• [GIVEN EXERCISE] Retype the material that follows, keeping every word as it is.

• [INPUT]

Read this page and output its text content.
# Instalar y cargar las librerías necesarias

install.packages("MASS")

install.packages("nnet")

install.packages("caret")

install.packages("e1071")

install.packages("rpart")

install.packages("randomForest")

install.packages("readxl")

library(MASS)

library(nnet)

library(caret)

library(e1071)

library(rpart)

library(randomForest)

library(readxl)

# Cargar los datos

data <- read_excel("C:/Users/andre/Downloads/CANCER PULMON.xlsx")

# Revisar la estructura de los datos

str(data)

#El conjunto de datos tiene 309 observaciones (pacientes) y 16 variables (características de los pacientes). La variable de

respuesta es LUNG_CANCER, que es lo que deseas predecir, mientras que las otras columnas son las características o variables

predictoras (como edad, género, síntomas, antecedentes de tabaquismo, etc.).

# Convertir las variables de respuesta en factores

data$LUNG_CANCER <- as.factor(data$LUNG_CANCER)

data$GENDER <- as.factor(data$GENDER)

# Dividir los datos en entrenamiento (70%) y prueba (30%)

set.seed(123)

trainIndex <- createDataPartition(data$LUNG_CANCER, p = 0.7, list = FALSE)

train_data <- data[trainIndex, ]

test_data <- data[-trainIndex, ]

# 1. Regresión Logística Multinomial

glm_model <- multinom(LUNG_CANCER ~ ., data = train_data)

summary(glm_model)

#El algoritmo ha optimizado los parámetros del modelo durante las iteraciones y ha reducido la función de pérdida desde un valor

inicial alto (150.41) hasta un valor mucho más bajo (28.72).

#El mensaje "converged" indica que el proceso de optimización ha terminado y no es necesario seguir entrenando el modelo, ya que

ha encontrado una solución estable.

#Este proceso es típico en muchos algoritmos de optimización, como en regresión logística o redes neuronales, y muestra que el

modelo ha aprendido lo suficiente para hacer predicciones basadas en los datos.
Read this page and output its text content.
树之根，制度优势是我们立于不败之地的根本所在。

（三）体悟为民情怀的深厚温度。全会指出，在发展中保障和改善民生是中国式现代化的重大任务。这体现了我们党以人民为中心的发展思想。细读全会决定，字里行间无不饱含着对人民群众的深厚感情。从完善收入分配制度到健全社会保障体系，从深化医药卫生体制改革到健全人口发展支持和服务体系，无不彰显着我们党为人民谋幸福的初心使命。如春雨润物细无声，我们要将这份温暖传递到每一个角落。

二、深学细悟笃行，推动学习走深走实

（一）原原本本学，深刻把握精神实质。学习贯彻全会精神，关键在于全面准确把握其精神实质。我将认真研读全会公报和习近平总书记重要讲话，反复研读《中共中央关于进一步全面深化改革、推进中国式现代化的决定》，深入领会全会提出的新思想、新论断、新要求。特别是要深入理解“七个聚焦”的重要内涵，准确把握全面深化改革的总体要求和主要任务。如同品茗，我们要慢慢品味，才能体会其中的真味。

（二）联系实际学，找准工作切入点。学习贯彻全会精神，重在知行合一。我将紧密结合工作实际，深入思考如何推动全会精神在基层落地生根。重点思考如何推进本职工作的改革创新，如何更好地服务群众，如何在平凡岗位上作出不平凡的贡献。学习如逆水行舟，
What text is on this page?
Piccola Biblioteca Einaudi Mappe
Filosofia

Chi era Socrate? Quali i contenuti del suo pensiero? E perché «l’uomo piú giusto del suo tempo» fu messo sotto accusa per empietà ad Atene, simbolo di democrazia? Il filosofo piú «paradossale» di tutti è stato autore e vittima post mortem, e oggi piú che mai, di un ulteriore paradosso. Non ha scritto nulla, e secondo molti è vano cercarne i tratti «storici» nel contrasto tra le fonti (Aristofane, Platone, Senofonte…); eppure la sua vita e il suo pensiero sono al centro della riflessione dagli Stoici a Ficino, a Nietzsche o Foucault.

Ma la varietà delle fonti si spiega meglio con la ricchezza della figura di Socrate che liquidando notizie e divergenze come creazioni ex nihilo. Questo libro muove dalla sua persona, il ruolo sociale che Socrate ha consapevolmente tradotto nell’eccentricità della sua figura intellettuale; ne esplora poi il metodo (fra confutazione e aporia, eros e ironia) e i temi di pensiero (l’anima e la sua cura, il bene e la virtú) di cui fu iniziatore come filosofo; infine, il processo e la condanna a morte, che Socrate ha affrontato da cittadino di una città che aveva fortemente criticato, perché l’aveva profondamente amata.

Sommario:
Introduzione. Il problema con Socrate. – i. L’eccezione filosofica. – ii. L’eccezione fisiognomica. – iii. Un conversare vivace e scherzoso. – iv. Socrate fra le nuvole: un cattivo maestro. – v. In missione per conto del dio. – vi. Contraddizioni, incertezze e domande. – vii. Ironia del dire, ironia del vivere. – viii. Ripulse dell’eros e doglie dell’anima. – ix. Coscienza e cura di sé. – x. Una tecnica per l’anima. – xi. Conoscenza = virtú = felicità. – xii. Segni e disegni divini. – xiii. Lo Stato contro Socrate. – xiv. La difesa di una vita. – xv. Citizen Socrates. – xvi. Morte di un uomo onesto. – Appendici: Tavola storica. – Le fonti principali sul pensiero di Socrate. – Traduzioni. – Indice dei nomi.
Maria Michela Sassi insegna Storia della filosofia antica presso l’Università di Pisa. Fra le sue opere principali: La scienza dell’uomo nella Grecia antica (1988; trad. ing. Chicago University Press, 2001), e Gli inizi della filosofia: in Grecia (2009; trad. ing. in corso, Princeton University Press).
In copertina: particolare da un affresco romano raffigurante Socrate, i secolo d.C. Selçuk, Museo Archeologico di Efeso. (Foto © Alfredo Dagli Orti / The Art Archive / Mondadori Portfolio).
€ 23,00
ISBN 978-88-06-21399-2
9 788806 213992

• [ANSWER TO THE PROBLEM]
Read this page and output its text content.
# Instalar y cargar las librerías necesarias

install.packages("MASS")

install.packages("nnet")

install.packages("caret")

install.packages("e1071")

install.packages("rpart")

install.packages("randomForest")

install.packages("readxl")

library(MASS)

library(nnet)

library(caret)

library(e1071)

library(rpart)

library(randomForest)

library(readxl)

# Cargar los datos

data <- read_excel("C:/Users/andre/Downloads/CANCER PULMON.xlsx")

# Revisar la estructura de los datos

str(data)

#El conjunto de datos tiene 309 observaciones (pacientes) y 16 variables (características de los pacientes). La variable de

respuesta es LUNG_CANCER, que es lo que deseas predecir, mientras que las otras columnas son las características o variables

predictoras (como edad, género, síntomas, antecedentes de tabaquismo, etc.).

# Convertir las variables de respuesta en factores

data$LUNG_CANCER <- as.factor(data$LUNG_CANCER)

data$GENDER <- as.factor(data$GENDER)

# Dividir los datos en entrenamiento (70%) y prueba (30%)

set.seed(123)

trainIndex <- createDataPartition(data$LUNG_CANCER, p = 0.7, list = FALSE)

train_data <- data[trainIndex, ]

test_data <- data[-trainIndex, ]

# 1. Regresión Logística Multinomial

glm_model <- multinom(LUNG_CANCER ~ ., data = train_data)

summary(glm_model)

#El algoritmo ha optimizado los parámetros del modelo durante las iteraciones y ha reducido la función de pérdida desde un valor

inicial alto (150.41) hasta un valor mucho más bajo (28.72).

#El mensaje "converged" indica que el proceso de optimización ha terminado y no es necesario seguir entrenando el modelo, ya que

ha encontrado una solución estable.

#Este proceso es típico en muchos algoritmos de optimización, como en regresión logística o redes neuronales, y muestra que el

modelo ha aprendido lo suficiente para hacer predicciones basadas en los datos.
Read this page and output its text content.
树之根，制度优势是我们立于不败之地的根本所在。

（三）体悟为民情怀的深厚温度。全会指出，在发展中保障和改善民生是中国式现代化的重大任务。这体现了我们党以人民为中心的发展思想。细读全会决定，字里行间无不饱含着对人民群众的深厚感情。从完善收入分配制度到健全社会保障体系，从深化医药卫生体制改革到健全人口发展支持和服务体系，无不彰显着我们党为人民谋幸福的初心使命。如春雨润物细无声，我们要将这份温暖传递到每一个角落。

二、深学细悟笃行，推动学习走深走实

（一）原原本本学，深刻把握精神实质。学习贯彻全会精神，关键在于全面准确把握其精神实质。我将认真研读全会公报和习近平总书记重要讲话，反复研读《中共中央关于进一步全面深化改革、推进中国式现代化的决定》，深入领会全会提出的新思想、新论断、新要求。特别是要深入理解“七个聚焦”的重要内涵，准确把握全面深化改革的总体要求和主要任务。如同品茗，我们要慢慢品味，才能体会其中的真味。

（二）联系实际学，找准工作切入点。学习贯彻全会精神，重在知行合一。我将紧密结合工作实际，深入思考如何推动全会精神在基层落地生根。重点思考如何推进本职工作的改革创新，如何更好地服务群众，如何在平凡岗位上作出不平凡的贡献。学习如逆水行舟，
What text is on this page?
Piccola Biblioteca Einaudi Mappe
Filosofia

Chi era Socrate? Quali i contenuti del suo pensiero? E perché «l’uomo piú giusto del suo tempo» fu messo sotto accusa per empietà ad Atene, simbolo di democrazia? Il filosofo piú «paradossale» di tutti è stato autore e vittima post mortem, e oggi piú che mai, di un ulteriore paradosso. Non ha scritto nulla, e secondo molti è vano cercarne i tratti «storici» nel contrasto tra le fonti (Aristofane, Platone, Senofonte…); eppure la sua vita e il suo pensiero sono al centro della riflessione dagli Stoici a Ficino, a Nietzsche o Foucault.

Ma la varietà delle fonti si spiega meglio con la ricchezza della figura di Socrate che liquidando notizie e divergenze come creazioni ex nihilo. Questo libro muove dalla sua persona, il ruolo sociale che Socrate ha consapevolmente tradotto nell’eccentricità della sua figura intellettuale; ne esplora poi il metodo (fra confutazione e aporia, eros e ironia) e i temi di pensiero (l’anima e la sua cura, il bene e la virtú) di cui fu iniziatore come filosofo; infine, il processo e la condanna a morte, che Socrate ha affrontato da cittadino di una città che aveva fortemente criticato, perché l’aveva profondamente amata.

Sommario:
Introduzione. Il problema con Socrate. – i. L’eccezione filosofica. – ii. L’eccezione fisiognomica. – iii. Un conversare vivace e scherzoso. – iv. Socrate fra le nuvole: un cattivo maestro. – v. In missione per conto del dio. – vi. Contraddizioni, incertezze e domande. – vii. Ironia del dire, ironia del vivere. – viii. Ripulse dell’eros e doglie dell’anima. – ix. Coscienza e cura di sé. – x. Una tecnica per l’anima. – xi. Conoscenza = virtú = felicità. – xii. Segni e disegni divini. – xiii. Lo Stato contro Socrate. – xiv. La difesa di una vita. – xv. Citizen Socrates. – xvi. Morte di un uomo onesto. – Appendici: Tavola storica. – Le fonti principali sul pensiero di Socrate. – Traduzioni. – Indice dei nomi.
Maria Michela Sassi insegna Storia della filosofia antica presso l’Università di Pisa. Fra le sue opere principali: La scienza dell’uomo nella Grecia antica (1988; trad. ing. Chicago University Press, 2001), e Gli inizi della filosofia: in Grecia (2009; trad. ing. in corso, Princeton University Press).
In copertina: particolare da un affresco romano raffigurante Socrate, i secolo d.C. Selçuk, Museo Archeologico di Efeso. (Foto © Alfredo Dagli Orti / The Art Archive / Mondadori Portfolio).
€ 23,00
ISBN 978-88-06-21399-2
9 788806 213992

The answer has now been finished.